[Extracts from a graphics dataset]
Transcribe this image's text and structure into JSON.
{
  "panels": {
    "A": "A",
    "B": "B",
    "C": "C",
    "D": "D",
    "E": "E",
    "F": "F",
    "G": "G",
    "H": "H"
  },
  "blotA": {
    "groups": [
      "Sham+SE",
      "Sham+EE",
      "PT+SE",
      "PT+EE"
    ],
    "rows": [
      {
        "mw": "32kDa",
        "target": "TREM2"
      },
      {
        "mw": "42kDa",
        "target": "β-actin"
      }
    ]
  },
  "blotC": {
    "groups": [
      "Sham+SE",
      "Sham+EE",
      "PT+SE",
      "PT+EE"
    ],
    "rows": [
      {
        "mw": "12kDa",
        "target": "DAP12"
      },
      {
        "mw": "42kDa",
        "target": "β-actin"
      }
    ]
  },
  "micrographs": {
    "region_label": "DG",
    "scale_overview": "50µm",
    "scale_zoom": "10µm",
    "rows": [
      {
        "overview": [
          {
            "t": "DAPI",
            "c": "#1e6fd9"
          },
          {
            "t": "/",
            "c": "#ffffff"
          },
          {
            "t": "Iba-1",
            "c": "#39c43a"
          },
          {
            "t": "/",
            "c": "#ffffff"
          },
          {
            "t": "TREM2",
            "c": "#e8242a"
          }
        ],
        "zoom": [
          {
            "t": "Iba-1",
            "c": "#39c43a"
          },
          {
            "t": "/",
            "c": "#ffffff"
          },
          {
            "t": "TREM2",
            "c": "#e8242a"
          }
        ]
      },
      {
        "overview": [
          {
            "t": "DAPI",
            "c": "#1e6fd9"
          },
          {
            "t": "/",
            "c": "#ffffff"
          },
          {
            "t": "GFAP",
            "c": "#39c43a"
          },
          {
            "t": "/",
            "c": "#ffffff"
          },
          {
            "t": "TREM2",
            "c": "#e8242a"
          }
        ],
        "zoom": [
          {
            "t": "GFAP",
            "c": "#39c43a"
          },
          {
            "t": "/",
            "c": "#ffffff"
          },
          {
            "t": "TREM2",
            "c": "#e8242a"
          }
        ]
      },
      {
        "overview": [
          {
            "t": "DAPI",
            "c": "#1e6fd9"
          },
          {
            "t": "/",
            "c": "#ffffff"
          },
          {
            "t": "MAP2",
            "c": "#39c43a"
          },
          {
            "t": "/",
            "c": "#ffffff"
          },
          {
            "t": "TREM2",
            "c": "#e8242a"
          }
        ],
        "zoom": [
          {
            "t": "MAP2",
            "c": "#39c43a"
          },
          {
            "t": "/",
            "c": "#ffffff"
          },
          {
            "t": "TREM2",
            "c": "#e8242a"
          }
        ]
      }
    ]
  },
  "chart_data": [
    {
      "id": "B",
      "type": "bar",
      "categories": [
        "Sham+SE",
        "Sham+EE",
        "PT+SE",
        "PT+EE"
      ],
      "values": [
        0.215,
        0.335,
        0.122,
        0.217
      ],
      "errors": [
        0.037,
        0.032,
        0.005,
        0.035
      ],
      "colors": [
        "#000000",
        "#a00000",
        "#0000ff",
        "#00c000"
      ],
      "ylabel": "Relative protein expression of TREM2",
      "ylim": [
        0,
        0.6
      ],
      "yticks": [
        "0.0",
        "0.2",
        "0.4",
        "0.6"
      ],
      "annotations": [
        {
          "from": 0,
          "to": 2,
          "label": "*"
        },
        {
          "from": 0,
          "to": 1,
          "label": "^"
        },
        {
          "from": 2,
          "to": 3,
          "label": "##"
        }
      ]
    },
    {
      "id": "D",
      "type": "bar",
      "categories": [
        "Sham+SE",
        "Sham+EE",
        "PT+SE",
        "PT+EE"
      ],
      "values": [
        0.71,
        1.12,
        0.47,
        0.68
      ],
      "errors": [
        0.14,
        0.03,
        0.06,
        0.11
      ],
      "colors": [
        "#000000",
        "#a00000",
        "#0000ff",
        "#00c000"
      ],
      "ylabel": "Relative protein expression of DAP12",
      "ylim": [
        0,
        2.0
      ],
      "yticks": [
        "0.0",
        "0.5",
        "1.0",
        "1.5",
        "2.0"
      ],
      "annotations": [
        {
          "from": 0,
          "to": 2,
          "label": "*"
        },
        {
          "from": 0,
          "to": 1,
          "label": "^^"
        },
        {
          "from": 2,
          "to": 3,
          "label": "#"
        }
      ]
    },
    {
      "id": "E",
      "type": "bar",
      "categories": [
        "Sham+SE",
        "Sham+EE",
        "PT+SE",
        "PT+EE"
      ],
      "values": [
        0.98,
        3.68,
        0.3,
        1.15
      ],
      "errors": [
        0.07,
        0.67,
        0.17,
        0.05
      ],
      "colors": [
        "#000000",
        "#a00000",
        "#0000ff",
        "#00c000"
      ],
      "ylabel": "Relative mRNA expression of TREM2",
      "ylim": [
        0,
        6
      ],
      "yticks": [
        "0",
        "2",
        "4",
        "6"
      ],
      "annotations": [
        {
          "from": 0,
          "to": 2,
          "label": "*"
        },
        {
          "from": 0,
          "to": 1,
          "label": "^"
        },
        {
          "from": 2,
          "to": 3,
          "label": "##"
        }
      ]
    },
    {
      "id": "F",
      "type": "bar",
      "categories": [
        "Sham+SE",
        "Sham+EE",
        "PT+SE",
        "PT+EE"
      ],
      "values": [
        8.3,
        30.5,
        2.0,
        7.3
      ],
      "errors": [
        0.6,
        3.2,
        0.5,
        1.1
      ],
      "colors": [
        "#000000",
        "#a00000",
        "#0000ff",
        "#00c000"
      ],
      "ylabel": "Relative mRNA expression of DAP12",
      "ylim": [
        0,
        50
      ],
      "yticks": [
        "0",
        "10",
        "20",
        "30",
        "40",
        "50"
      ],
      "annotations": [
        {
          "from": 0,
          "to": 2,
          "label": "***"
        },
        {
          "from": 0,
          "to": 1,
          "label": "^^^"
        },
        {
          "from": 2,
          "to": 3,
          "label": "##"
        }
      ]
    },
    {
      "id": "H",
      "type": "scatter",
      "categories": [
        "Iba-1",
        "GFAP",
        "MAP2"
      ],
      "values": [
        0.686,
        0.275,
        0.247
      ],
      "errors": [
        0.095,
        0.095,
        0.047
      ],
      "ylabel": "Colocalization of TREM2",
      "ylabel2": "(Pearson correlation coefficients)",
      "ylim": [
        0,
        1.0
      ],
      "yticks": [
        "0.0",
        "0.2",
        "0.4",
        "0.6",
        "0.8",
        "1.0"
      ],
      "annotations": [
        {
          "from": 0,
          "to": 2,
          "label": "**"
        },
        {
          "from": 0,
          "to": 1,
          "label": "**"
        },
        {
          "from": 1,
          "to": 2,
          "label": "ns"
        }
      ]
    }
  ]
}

**Exercise goal:**
Each line carrying the string "mRNA" should be copied out from the entries.

**Result for this task:**
      "ylabel": "Relative mRNA expression of TREM2",
      "ylabel": "Relative mRNA expression of DAP12",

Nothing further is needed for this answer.